(REQUIREMENT A):
In the article on the APACMed launch, who is named as the association's CEO?
(REQUIREMENT B):
Please extend the article on the launch of the Asia Pacific Medical Technology Association, picking up after its final paragraph.

** SELECTED EXCERPT follows **

Device companies team up to launch Asia Pacific Medical Technology Association in Singapore

Print 27 April 2015
Varun Saxena / FierceMedicalDevices

Industry bigwigs are teaming up to create the first medical device industry association focused solely on Asia. The member companies of the just-launched Asia Pacific Medical Technology Association (APACMed) include Abbott ($ABT), Baxter ($BAX), B. Braun, Becton Dickinson ($BDX), Boston Scientific ($BSX), Cardinal Health ($CAH), GE Healthcare ($GE), Johnson & Johnson ($JNJ), Medtronic ($MDT), Philips ($PHG), Siemens, Stryker ($SYK) and Zimmer ($ZMH).

The association will be based in Singapore and its CEO is Fredrik Nyberg, who is also a senior director at contract research organization Quintiles ($Q) in that country, according to his LinkedIn profile.

"As members of the global healthcare community, it is our responsibility to ensure patients have access to the most innovative, life-changing healthcare solutions. It is our hope that APACMed will be a unifying voice for the medical devices and in vitro diagnostics industries in Asia Pacific," Nyberg said in a statement.

Focuses of the organization will include the government's regulatory environment, establishment of ethical business standards, compliance, and talent development, and the sustainable development of products and services to address unmet needs in the region, says the release announcing the new organization.

** End of SELECTED EXCERPT **
** INPUT DATA follows **

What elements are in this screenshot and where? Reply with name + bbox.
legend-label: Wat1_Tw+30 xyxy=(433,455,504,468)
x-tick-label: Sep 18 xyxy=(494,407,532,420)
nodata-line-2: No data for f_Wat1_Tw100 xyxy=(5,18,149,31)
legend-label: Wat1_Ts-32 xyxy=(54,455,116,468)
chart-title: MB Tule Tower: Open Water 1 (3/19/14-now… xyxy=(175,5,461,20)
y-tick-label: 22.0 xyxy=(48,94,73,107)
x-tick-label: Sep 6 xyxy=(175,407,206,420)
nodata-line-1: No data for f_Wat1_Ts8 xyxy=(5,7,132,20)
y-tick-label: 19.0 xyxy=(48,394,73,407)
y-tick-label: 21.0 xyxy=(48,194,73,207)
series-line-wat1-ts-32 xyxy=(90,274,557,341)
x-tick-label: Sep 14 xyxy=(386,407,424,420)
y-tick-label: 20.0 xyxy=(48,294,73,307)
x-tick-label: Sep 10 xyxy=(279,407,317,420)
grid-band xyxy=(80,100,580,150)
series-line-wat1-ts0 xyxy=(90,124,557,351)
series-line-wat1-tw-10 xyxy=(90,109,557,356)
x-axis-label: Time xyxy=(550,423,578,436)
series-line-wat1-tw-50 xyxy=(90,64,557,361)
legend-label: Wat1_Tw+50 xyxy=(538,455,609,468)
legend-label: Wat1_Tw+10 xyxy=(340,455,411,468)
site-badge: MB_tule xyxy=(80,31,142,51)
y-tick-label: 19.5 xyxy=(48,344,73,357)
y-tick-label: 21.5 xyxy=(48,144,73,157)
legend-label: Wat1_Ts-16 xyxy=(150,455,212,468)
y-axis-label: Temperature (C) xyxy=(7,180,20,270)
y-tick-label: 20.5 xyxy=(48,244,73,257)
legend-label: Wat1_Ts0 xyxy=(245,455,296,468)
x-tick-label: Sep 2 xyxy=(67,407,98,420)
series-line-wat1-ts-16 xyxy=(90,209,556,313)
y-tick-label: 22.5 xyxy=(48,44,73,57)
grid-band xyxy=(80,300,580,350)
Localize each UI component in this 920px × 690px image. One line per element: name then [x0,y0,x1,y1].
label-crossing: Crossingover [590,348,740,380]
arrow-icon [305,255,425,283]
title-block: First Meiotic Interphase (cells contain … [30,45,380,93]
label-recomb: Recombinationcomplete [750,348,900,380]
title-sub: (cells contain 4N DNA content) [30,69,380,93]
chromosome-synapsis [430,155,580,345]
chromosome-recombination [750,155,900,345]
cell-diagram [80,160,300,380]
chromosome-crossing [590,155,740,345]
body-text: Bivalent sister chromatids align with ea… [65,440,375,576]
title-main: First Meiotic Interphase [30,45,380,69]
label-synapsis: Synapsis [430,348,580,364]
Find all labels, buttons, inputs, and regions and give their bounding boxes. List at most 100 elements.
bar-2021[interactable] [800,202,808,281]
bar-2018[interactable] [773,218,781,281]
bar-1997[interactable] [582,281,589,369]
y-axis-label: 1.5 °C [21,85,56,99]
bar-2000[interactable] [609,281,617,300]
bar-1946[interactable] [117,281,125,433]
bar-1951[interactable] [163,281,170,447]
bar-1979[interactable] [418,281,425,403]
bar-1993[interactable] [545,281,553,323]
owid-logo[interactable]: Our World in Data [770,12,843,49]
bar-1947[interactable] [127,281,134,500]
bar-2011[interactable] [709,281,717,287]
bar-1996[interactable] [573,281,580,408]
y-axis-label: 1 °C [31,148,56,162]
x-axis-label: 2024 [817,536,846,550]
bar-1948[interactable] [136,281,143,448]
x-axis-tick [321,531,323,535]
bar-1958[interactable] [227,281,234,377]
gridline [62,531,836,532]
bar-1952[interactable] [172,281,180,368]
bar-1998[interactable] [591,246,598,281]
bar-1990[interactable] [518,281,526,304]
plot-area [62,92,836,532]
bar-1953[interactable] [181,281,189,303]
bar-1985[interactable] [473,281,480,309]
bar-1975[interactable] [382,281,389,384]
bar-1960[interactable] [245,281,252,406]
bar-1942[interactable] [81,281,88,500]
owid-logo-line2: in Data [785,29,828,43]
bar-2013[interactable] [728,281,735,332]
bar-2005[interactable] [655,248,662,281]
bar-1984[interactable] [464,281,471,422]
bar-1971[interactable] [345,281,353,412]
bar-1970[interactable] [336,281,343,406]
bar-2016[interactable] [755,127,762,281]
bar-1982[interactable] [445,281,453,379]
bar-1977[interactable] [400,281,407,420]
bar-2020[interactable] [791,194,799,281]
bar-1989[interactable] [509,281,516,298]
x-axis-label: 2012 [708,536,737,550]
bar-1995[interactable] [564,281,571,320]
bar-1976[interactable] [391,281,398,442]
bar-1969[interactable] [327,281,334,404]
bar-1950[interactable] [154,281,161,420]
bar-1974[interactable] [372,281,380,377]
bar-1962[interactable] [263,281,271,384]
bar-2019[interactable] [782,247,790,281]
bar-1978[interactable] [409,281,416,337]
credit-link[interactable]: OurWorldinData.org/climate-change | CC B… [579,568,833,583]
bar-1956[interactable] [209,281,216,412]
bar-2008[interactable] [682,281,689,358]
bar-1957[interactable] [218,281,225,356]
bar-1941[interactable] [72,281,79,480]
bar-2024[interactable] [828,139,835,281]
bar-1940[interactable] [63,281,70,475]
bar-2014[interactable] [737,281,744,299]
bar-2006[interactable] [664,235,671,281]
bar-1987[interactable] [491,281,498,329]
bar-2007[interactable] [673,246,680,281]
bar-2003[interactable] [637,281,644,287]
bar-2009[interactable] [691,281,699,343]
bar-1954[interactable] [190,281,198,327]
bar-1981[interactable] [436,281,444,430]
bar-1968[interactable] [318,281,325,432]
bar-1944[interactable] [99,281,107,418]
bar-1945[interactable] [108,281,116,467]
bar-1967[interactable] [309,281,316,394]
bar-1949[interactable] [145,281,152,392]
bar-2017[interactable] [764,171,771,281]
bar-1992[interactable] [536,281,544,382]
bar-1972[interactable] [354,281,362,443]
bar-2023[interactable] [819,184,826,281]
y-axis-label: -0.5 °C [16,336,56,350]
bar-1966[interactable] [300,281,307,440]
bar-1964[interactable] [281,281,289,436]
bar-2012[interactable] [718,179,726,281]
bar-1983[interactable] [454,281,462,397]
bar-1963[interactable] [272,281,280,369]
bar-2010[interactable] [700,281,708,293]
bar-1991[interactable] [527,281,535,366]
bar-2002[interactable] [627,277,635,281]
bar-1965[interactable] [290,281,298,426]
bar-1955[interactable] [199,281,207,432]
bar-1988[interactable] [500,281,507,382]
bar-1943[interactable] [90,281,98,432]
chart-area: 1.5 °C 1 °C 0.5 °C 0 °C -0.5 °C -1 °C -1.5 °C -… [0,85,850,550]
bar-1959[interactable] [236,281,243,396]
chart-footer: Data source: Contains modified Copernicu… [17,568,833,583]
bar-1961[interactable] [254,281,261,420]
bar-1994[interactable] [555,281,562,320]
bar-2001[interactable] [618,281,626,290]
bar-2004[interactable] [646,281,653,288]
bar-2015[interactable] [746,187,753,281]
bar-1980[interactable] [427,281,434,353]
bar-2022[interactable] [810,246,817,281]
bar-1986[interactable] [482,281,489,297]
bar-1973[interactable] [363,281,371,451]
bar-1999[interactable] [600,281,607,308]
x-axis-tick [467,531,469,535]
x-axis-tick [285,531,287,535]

** End of INPUT DATA **

(TASK RESPONSE A):
Fredrik Nyberg

(TASK RESPONSE B):
So far, no Asian companies are in the association, but it is in discussions with companies in Japan, Korea, China and Singapore, in addition to an Indian industry association, Nyberg told The Wall Street Journal.

U.S. association AdvaMed recently opened an office in China and interacts with federal stakeholders in other Asian countries including Japan and India.

Top concerns in the region include new clinical trial regulations for medical devices in China that raise barriers to commercialization, inadequate government reimbursement of devices in Japan, and a proposal in India to regulate medical devices separately from drugs. Improving the medical infrastructure is a challenge facing most of the countries in the region, which tends to be less developed than the U.S.